**Record extracts**
=-=-=-=-=

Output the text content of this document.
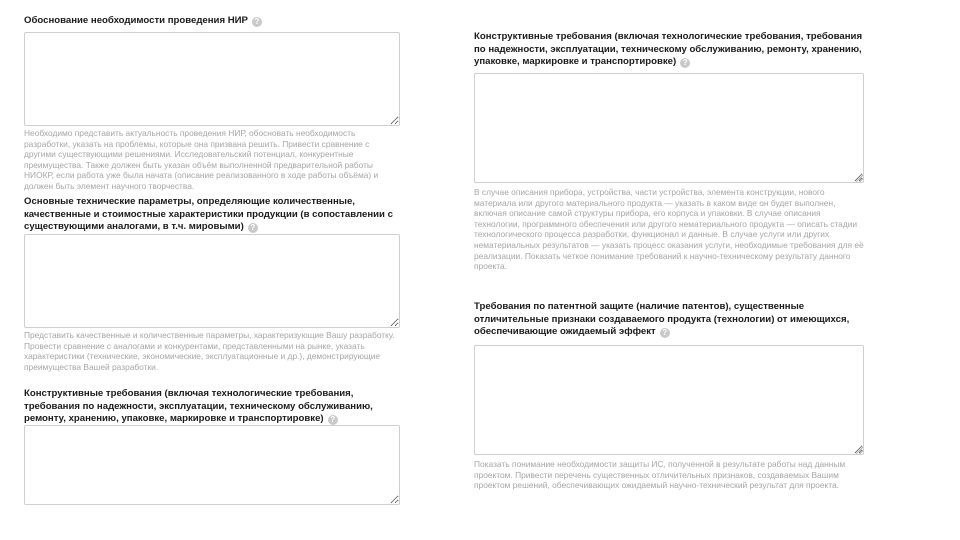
Обоснование необходимости проведения НИР ?
Необходимо представить актуальность проведения НИР, обосновать необходимость разработки, указать на проблемы, которые она призвана решить. Привести сравнение с другими существующими решениями. Исследовательский потенциал, конкурентные преимущества. Также должен быть указан объём выполненной предварительной работы НИОКР, если работа уже была начата (описание реализованного в ходе работы объёма) и должен быть элемент научного творчества.
Основные технические параметры, определяющие количественные, качественные и стоимостные характеристики продукции (в сопоставлении с существующими аналогами, в т.ч. мировыми) ?
Представить качественные и количественные параметры, характеризующие Вашу разработку. Провести сравнение с аналогами и конкурентами, представленными на рынке, указать характеристики (технические, экономические, эксплуатационные и др.), демонстрирующие преимущества Вашей разработки.
Конструктивные требования (включая технологические требования, требования по надежности, эксплуатации, техническому обслуживанию, ремонту, хранению, упаковке, маркировке и транспортировке) ?
Конструктивные требования (включая технологические требования, требования по надежности, эксплуатации, техническому обслуживанию, ремонту, хранению, упаковке, маркировке и транспортировке) ?
В случае описания прибора, устройства, части устройства, элемента конструкции, нового материала или другого материального продукта — указать в каком виде он будет выполнен, включая описание самой структуры прибора, его корпуса и упаковки. В случае описания технологии, программного обеспечения или другого нематериального продукта — описать стадии технологического процесса разработки, функционал и данные. В случае услуги или других нематериальных результатов — указать процесс оказания услуги, необходимые требования для её реализации. Показать четкое понимание требований к научно-техническому результату данного проекта.
Требования по патентной защите (наличие патентов), существенные отличительные признаки создаваемого продукта (технологии) от имеющихся, обеспечивающие ожидаемый эффект ?
Показать понимание необходимости защиты ИС, полученной в результате работы над данным проектом. Привести перечень существенных отличительных признаков, создаваемых Вашим проектом решений, обеспечивающих ожидаемый научно-технический результат для проекта.
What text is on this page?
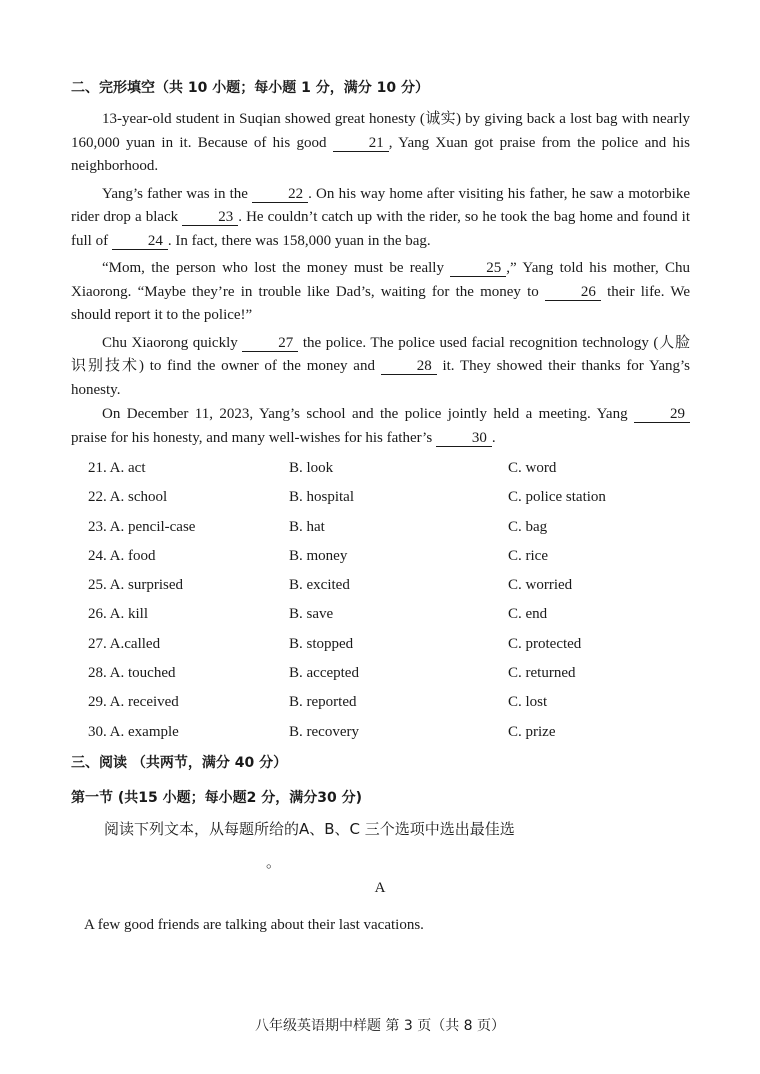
二、完形填空（共 10 小题；每小题 1 分，满分 10 分）

13-year-old student in Suqian showed great honesty (诚实) by giving back a lost bag with nearly 160,000 yuan in it. Because of his good 21 , Yang Xuan got praise from the police and his neighborhood.

Yang’s father was in the 22 . On his way home after visiting his father, he saw a motorbike rider drop a black 23 . He couldn’t catch up with the rider, so he took the bag home and found it full of 24 . In fact, there was 158,000 yuan in the bag.

“Mom, the person who lost the money must be really 25 ,” Yang told his mother, Chu Xiaorong. “Maybe they’re in trouble like Dad’s, waiting for the money to 26 their life. We should report it to the police!”

Chu Xiaorong quickly 27 the police. The police used facial recognition technology (人脸识别技术) to find the owner of the money and 28 it. They showed their thanks for Yang’s honesty.

On December 11, 2023, Yang’s school and the police jointly held a meeting. Yang 29 praise for his honesty, and many well-wishes for his father’s 30 .

21. A. act	B. look	C. word
22. A. school	B. hospital	C. police station
23. A. pencil-case	B. hat	C. bag
24. A. food	B. money	C. rice
25. A. surprised	B. excited	C. worried
26. A. kill	B. save	C. end
27. A.called	B. stopped	C. protected
28. A. touched	B. accepted	C. returned
29. A. received	B. reported	C. lost
30. A. example	B. recovery	C. prize
三、阅读 （共两节，满分 40 分）
第一节 (共15 小题；每小题2 分，满分30 分)
阅读下列文本，从每题所给的A、B、C 三个选项中选出最佳选
。
A
A few good friends are talking about their last vacations.
八年级英语期中样题 第 3 页（共 8 页）
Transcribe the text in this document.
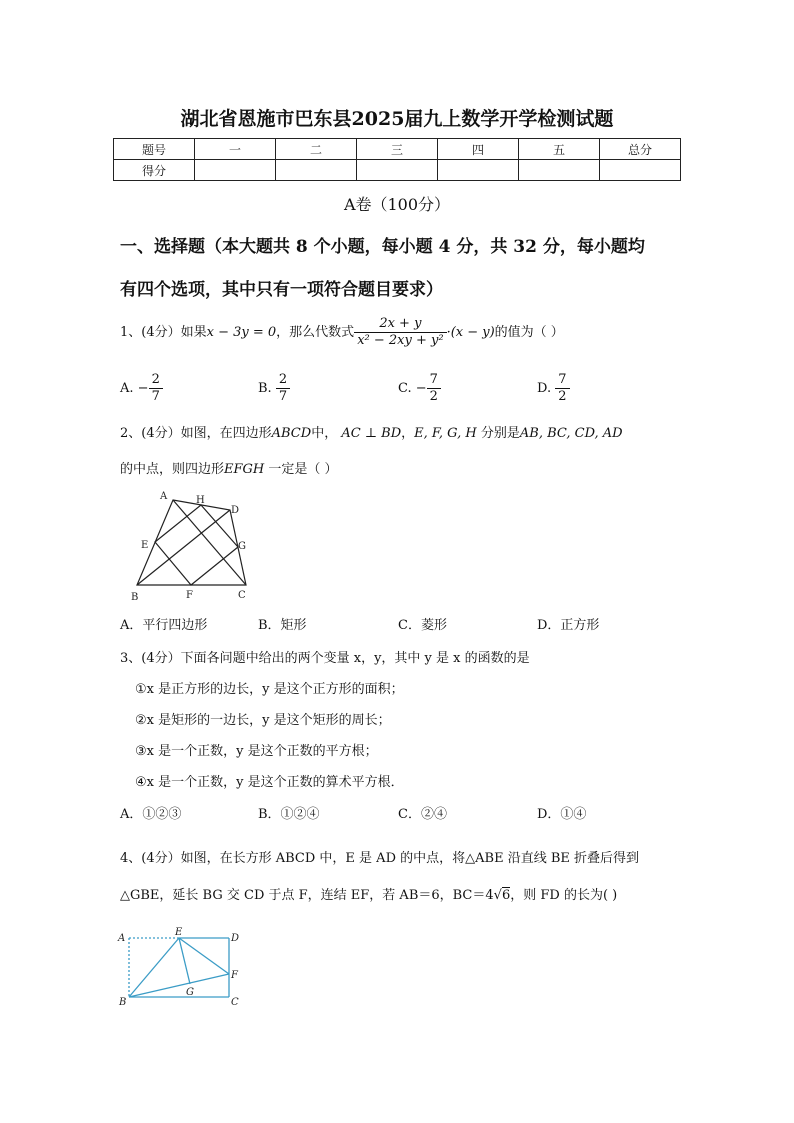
湖北省恩施市巴东县2025届九上数学开学检测试题
题号	一	二	三	四	五	总分
得分						
A卷（100分）
一、选择题（本大题共 8 个小题，每小题 4 分，共 32 分，每小题均
有四个选项，其中只有一项符合题目要求）
1、(4分）如果x − 3y = 0，那么代数式 $\frac{2x + y}{\text{x² − 2xy + y²}} \cdot(x - y)$的值为（ ）
A. − $\frac{2}{7}$	B. $\frac{2}{7}$	C. − $\frac{7}{2}$	D. $\frac{7}{2}$
2、(4分）如图，在四边形ABCD中， AC ⊥ BD，E, F, G, H 分别是AB, BC, CD, AD
的中点，则四边形EFGH 一定是（ ）
A	H
D
E	G
B	F	C
A．平行四边形	B．矩形	C．菱形	D．正方形
3、(4分）下面各问题中给出的两个变量 x，y，其中 y 是 x 的函数的是
①x 是正方形的边长，y 是这个正方形的面积；
②x 是矩形的一边长，y 是这个矩形的周长；
③x 是一个正数，y 是这个正数的平方根；
④x 是一个正数，y 是这个正数的算术平方根．
A．①②③	B．①②④	C．②④	D．①④
4、(4分）如图，在长方形 ABCD 中，E 是 AD 的中点，将△ABE 沿直线 BE 折叠后得到
△GBE，延长 BG 交 CD 于点 F，连结 EF，若 AB＝6，BC＝4√6，则 FD 的长为( )
A
E
D
F
G
B	C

=-=-=-=-=

**Task requirements**
Copy every line above word for word and exclude the pictures.

**Response for this exercise**
Output the text content of this document.
Обоснование необходимости проведения НИР ?
Необходимо представить актуальность проведения НИР, обосновать необходимость разработки, указать на проблемы, которые она призвана решить. Привести сравнение с другими существующими решениями. Исследовательский потенциал, конкурентные преимущества. Также должен быть указан объём выполненной предварительной работы НИОКР, если работа уже была начата (описание реализованного в ходе работы объёма) и должен быть элемент научного творчества.
Основные технические параметры, определяющие количественные, качественные и стоимостные характеристики продукции (в сопоставлении с существующими аналогами, в т.ч. мировыми) ?
Представить качественные и количественные параметры, характеризующие Вашу разработку. Провести сравнение с аналогами и конкурентами, представленными на рынке, указать характеристики (технические, экономические, эксплуатационные и др.), демонстрирующие преимущества Вашей разработки.
Конструктивные требования (включая технологические требования, требования по надежности, эксплуатации, техническому обслуживанию, ремонту, хранению, упаковке, маркировке и транспортировке) ?
Конструктивные требования (включая технологические требования, требования по надежности, эксплуатации, техническому обслуживанию, ремонту, хранению, упаковке, маркировке и транспортировке) ?
В случае описания прибора, устройства, части устройства, элемента конструкции, нового материала или другого материального продукта — указать в каком виде он будет выполнен, включая описание самой структуры прибора, его корпуса и упаковки. В случае описания технологии, программного обеспечения или другого нематериального продукта — описать стадии технологического процесса разработки, функционал и данные. В случае услуги или других нематериальных результатов — указать процесс оказания услуги, необходимые требования для её реализации. Показать четкое понимание требований к научно-техническому результату данного проекта.
Требования по патентной защите (наличие патентов), существенные отличительные признаки создаваемого продукта (технологии) от имеющихся, обеспечивающие ожидаемый эффект ?
Показать понимание необходимости защиты ИС, полученной в результате работы над данным проектом. Привести перечень существенных отличительных признаков, создаваемых Вашим проектом решений, обеспечивающих ожидаемый научно-технический результат для проекта.
What text is on this page?
二、完形填空（共 10 小题；每小题 1 分，满分 10 分）

13-year-old student in Suqian showed great honesty (诚实) by giving back a lost bag with nearly 160,000 yuan in it. Because of his good 21 , Yang Xuan got praise from the police and his neighborhood.

Yang’s father was in the 22 . On his way home after visiting his father, he saw a motorbike rider drop a black 23 . He couldn’t catch up with the rider, so he took the bag home and found it full of 24 . In fact, there was 158,000 yuan in the bag.

“Mom, the person who lost the money must be really 25 ,” Yang told his mother, Chu Xiaorong. “Maybe they’re in trouble like Dad’s, waiting for the money to 26 their life. We should report it to the police!”

Chu Xiaorong quickly 27 the police. The police used facial recognition technology (人脸识别技术) to find the owner of the money and 28 it. They showed their thanks for Yang’s honesty.

On December 11, 2023, Yang’s school and the police jointly held a meeting. Yang 29 praise for his honesty, and many well-wishes for his father’s 30 .

21. A. act	B. look	C. word
22. A. school	B. hospital	C. police station
23. A. pencil-case	B. hat	C. bag
24. A. food	B. money	C. rice
25. A. surprised	B. excited	C. worried
26. A. kill	B. save	C. end
27. A.called	B. stopped	C. protected
28. A. touched	B. accepted	C. returned
29. A. received	B. reported	C. lost
30. A. example	B. recovery	C. prize
三、阅读 （共两节，满分 40 分）
第一节 (共15 小题；每小题2 分，满分30 分)
阅读下列文本，从每题所给的A、B、C 三个选项中选出最佳选
。
A
A few good friends are talking about their last vacations.
八年级英语期中样题 第 3 页（共 8 页）
Transcribe the text in this document.
湖北省恩施市巴东县2025届九上数学开学检测试题
题号	一	二	三	四	五	总分
得分						
A卷（100分）
一、选择题（本大题共 8 个小题，每小题 4 分，共 32 分，每小题均
有四个选项，其中只有一项符合题目要求）
1、(4分）如果x − 3y = 0，那么代数式 $\frac{2x + y}{\text{x² − 2xy + y²}} \cdot(x - y)$的值为（ ）
A. − $\frac{2}{7}$	B. $\frac{2}{7}$	C. − $\frac{7}{2}$	D. $\frac{7}{2}$
2、(4分）如图，在四边形ABCD中， AC ⊥ BD，E, F, G, H 分别是AB, BC, CD, AD
的中点，则四边形EFGH 一定是（ ）
A	H
D
E	G
B	F	C
A．平行四边形	B．矩形	C．菱形	D．正方形
3、(4分）下面各问题中给出的两个变量 x，y，其中 y 是 x 的函数的是
①x 是正方形的边长，y 是这个正方形的面积；
②x 是矩形的一边长，y 是这个矩形的周长；
③x 是一个正数，y 是这个正数的平方根；
④x 是一个正数，y 是这个正数的算术平方根．
A．①②③	B．①②④	C．②④	D．①④
4、(4分）如图，在长方形 ABCD 中，E 是 AD 的中点，将△ABE 沿直线 BE 折叠后得到
△GBE，延长 BG 交 CD 于点 F，连结 EF，若 AB＝6，BC＝4√6，则 FD 的长为( )
A
E
D
F
G
B	C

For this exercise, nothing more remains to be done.